Entries with figure data
* * * * * * *

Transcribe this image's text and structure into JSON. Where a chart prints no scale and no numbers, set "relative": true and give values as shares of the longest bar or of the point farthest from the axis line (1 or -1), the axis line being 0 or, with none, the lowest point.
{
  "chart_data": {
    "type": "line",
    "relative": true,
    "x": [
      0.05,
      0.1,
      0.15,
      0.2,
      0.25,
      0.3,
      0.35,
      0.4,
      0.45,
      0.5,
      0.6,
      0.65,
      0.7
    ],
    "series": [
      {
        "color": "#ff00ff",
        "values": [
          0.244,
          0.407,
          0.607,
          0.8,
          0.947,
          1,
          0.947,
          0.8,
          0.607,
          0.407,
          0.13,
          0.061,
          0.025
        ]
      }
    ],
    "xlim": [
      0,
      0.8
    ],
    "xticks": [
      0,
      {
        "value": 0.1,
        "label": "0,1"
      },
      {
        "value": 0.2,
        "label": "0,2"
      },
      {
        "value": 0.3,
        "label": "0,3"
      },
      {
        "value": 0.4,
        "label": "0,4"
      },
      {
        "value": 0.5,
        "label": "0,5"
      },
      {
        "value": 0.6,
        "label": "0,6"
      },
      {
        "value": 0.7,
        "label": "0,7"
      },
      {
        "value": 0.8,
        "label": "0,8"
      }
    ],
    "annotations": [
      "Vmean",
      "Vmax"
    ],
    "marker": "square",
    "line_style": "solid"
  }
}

* * * * * * *

### [EXERCISE REQUIREMENTS]
Using the entries above, please restate each one word for word.

### [IN RESPONSE]
Transcribe this image's text and structure into JSON. Where a chart prints no scale and no numbers, set "relative": true and give values as shares of the longest bar or of the point farthest from the axis line (1 or -1), the axis line being 0 or, with none, the lowest point.
{
  "chart_data": {
    "type": "line",
    "relative": true,
    "x": [
      0.05,
      0.1,
      0.15,
      0.2,
      0.25,
      0.3,
      0.35,
      0.4,
      0.45,
      0.5,
      0.6,
      0.65,
      0.7
    ],
    "series": [
      {
        "color": "#ff00ff",
        "values": [
          0.244,
          0.407,
          0.607,
          0.8,
          0.947,
          1,
          0.947,
          0.8,
          0.607,
          0.407,
          0.13,
          0.061,
          0.025
        ]
      }
    ],
    "xlim": [
      0,
      0.8
    ],
    "xticks": [
      0,
      {
        "value": 0.1,
        "label": "0,1"
      },
      {
        "value": 0.2,
        "label": "0,2"
      },
      {
        "value": 0.3,
        "label": "0,3"
      },
      {
        "value": 0.4,
        "label": "0,4"
      },
      {
        "value": 0.5,
        "label": "0,5"
      },
      {
        "value": 0.6,
        "label": "0,6"
      },
      {
        "value": 0.7,
        "label": "0,7"
      },
      {
        "value": 0.8,
        "label": "0,8"
      }
    ],
    "annotations": [
      "Vmean",
      "Vmax"
    ],
    "marker": "square",
    "line_style": "solid"
  }
}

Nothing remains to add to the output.